Entries taken from a collection
== Segment start ==

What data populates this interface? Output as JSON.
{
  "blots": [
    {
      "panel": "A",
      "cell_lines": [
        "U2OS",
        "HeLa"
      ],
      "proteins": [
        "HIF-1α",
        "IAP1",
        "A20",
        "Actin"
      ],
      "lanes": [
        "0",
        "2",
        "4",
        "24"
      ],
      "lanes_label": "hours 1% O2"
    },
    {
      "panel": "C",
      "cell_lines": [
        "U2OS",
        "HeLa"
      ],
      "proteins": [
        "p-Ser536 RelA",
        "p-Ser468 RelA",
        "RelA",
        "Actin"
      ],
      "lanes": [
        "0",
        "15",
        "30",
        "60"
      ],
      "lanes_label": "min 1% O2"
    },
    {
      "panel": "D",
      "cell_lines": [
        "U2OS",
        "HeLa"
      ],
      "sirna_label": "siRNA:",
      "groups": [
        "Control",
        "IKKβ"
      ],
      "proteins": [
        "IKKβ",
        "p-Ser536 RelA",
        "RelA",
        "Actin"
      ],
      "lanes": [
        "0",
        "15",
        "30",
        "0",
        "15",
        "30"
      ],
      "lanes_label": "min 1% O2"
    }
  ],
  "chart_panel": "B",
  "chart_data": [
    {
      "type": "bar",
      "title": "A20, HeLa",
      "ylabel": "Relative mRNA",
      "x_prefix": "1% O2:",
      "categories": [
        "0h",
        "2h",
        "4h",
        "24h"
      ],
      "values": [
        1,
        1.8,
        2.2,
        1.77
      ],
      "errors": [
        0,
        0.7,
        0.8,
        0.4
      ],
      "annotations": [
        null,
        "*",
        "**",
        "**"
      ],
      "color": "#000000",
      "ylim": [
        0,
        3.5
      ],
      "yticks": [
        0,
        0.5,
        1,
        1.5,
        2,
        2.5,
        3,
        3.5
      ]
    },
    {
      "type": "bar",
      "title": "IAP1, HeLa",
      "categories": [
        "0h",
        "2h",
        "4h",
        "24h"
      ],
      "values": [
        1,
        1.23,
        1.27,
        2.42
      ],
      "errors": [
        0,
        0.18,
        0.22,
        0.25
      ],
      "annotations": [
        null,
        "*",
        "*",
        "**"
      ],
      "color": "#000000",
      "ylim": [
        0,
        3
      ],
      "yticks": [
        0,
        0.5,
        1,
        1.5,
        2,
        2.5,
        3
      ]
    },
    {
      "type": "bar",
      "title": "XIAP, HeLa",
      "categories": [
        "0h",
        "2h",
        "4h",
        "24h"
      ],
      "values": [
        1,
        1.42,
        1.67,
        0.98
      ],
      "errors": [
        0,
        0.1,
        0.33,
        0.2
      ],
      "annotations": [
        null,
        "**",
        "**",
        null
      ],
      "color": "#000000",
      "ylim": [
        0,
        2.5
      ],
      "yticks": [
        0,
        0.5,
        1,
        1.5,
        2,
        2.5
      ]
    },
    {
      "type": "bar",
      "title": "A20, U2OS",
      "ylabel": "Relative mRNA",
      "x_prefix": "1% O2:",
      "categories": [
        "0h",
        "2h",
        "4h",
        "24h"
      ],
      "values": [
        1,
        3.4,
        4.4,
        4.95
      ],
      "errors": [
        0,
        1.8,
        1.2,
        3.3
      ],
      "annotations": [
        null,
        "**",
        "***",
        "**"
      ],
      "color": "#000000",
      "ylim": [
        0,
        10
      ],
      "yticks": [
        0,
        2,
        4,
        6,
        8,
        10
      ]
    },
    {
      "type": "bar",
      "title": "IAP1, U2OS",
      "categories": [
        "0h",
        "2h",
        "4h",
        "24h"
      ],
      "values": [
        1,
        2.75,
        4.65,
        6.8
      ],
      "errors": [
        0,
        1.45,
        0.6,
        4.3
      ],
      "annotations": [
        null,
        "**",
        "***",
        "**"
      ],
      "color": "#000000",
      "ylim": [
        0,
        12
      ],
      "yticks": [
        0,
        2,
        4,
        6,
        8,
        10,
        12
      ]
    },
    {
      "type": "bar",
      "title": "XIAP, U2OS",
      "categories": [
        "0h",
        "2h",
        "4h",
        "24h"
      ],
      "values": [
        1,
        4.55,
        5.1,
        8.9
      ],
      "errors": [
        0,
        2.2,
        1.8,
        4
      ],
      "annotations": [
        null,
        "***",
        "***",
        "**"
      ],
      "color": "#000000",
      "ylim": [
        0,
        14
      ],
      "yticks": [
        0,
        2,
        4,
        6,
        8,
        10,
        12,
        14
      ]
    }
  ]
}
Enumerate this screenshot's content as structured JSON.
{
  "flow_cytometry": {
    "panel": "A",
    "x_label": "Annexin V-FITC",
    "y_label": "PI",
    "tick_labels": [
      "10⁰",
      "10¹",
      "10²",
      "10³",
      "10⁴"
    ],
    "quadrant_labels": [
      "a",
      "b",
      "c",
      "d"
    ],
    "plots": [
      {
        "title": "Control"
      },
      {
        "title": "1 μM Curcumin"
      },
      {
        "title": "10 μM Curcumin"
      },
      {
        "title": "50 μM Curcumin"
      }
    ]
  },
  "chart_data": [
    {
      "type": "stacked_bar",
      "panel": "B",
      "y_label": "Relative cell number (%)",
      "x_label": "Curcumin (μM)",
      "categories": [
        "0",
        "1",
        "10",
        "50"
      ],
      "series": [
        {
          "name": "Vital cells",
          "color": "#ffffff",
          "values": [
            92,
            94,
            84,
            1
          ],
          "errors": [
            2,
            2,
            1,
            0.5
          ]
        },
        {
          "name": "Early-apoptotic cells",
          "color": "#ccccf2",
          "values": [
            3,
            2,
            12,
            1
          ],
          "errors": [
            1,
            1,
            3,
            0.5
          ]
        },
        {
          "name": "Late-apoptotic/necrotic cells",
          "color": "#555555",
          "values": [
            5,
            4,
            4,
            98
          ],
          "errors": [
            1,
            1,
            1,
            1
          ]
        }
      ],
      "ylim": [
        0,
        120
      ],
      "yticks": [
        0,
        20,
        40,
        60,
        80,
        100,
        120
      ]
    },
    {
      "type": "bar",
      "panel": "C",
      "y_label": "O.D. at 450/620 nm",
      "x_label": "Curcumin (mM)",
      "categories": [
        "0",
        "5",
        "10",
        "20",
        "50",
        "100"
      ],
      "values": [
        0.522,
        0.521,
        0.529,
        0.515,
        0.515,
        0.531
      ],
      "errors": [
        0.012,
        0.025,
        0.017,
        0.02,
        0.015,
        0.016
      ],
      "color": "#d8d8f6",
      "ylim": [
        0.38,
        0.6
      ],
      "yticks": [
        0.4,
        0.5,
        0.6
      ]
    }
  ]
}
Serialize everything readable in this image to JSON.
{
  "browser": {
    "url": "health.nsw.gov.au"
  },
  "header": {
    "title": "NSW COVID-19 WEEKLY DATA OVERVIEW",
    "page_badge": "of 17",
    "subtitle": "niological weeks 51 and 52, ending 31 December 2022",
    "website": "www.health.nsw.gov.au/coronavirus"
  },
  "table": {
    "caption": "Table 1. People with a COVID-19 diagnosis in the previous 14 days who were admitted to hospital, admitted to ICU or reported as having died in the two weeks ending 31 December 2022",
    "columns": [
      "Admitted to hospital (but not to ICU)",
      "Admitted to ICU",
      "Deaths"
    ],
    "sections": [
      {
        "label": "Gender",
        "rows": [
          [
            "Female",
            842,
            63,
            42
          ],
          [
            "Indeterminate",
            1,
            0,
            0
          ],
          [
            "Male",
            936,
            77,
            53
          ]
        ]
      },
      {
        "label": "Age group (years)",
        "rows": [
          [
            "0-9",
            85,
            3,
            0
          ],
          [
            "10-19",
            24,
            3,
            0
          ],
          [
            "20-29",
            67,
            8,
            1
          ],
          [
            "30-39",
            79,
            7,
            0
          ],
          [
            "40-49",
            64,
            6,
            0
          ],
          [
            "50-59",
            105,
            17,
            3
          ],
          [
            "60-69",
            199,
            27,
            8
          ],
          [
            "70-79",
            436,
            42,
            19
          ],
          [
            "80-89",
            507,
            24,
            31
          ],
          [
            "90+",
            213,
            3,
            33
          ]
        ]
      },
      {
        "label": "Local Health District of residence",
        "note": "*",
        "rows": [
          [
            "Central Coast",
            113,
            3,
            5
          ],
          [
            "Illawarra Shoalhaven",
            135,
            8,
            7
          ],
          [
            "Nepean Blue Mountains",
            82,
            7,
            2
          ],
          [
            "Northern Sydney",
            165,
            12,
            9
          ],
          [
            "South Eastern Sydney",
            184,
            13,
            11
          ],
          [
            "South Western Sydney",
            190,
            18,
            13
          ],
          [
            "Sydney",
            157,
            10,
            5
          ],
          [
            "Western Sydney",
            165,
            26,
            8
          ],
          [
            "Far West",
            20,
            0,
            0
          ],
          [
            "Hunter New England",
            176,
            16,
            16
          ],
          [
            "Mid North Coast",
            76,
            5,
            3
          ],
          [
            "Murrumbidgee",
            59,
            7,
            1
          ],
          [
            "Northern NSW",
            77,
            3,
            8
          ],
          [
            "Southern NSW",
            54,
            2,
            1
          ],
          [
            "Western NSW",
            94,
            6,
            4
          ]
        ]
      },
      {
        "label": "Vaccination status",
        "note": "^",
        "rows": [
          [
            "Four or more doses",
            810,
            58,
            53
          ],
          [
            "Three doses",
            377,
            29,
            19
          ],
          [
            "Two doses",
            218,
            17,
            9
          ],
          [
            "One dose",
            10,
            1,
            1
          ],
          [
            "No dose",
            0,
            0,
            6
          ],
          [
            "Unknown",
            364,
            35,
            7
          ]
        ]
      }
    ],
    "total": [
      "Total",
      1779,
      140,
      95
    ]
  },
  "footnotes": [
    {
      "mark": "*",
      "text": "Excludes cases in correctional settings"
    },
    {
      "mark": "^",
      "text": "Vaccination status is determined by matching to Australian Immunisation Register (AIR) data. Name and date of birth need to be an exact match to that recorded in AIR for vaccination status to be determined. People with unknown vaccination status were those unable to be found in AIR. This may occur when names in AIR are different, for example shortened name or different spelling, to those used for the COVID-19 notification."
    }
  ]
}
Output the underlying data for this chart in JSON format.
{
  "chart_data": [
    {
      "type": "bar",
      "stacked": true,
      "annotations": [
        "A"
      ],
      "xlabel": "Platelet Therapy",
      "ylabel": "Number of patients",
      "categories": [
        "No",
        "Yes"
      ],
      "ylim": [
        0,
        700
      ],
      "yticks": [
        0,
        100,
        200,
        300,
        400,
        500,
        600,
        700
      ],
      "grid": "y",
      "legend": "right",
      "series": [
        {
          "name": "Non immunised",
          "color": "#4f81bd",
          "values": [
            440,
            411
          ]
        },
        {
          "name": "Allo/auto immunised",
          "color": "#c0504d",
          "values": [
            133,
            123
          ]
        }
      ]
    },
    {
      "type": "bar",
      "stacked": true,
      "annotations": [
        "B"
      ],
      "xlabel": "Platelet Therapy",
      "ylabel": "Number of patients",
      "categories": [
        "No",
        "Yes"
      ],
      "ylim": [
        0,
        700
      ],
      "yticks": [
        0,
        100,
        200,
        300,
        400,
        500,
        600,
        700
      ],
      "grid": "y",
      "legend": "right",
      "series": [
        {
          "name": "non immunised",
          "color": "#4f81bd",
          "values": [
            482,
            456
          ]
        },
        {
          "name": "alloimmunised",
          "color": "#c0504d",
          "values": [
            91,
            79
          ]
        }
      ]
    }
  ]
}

== Segment end ==

WHAT THE TASK ASKS:
What needs duplicating is the run of lines from the one containing "Output the underlying" through the last line of the entries above, exact and complete.

WORKED SOLUTION:
Output the underlying data for this chart in JSON format.
{
  "chart_data": [
    {
      "type": "bar",
      "stacked": true,
      "annotations": [
        "A"
      ],
      "xlabel": "Platelet Therapy",
      "ylabel": "Number of patients",
      "categories": [
        "No",
        "Yes"
      ],
      "ylim": [
        0,
        700
      ],
      "yticks": [
        0,
        100,
        200,
        300,
        400,
        500,
        600,
        700
      ],
      "grid": "y",
      "legend": "right",
      "series": [
        {
          "name": "Non immunised",
          "color": "#4f81bd",
          "values": [
            440,
            411
          ]
        },
        {
          "name": "Allo/auto immunised",
          "color": "#c0504d",
          "values": [
            133,
            123
          ]
        }
      ]
    },
    {
      "type": "bar",
      "stacked": true,
      "annotations": [
        "B"
      ],
      "xlabel": "Platelet Therapy",
      "ylabel": "Number of patients",
      "categories": [
        "No",
        "Yes"
      ],
      "ylim": [
        0,
        700
      ],
      "yticks": [
        0,
        100,
        200,
        300,
        400,
        500,
        600,
        700
      ],
      "grid": "y",
      "legend": "right",
      "series": [
        {
          "name": "non immunised",
          "color": "#4f81bd",
          "values": [
            482,
            456
          ]
        },
        {
          "name": "alloimmunised",
          "color": "#c0504d",
          "values": [
            91,
            79
          ]
        }
      ]
    }
  ]
}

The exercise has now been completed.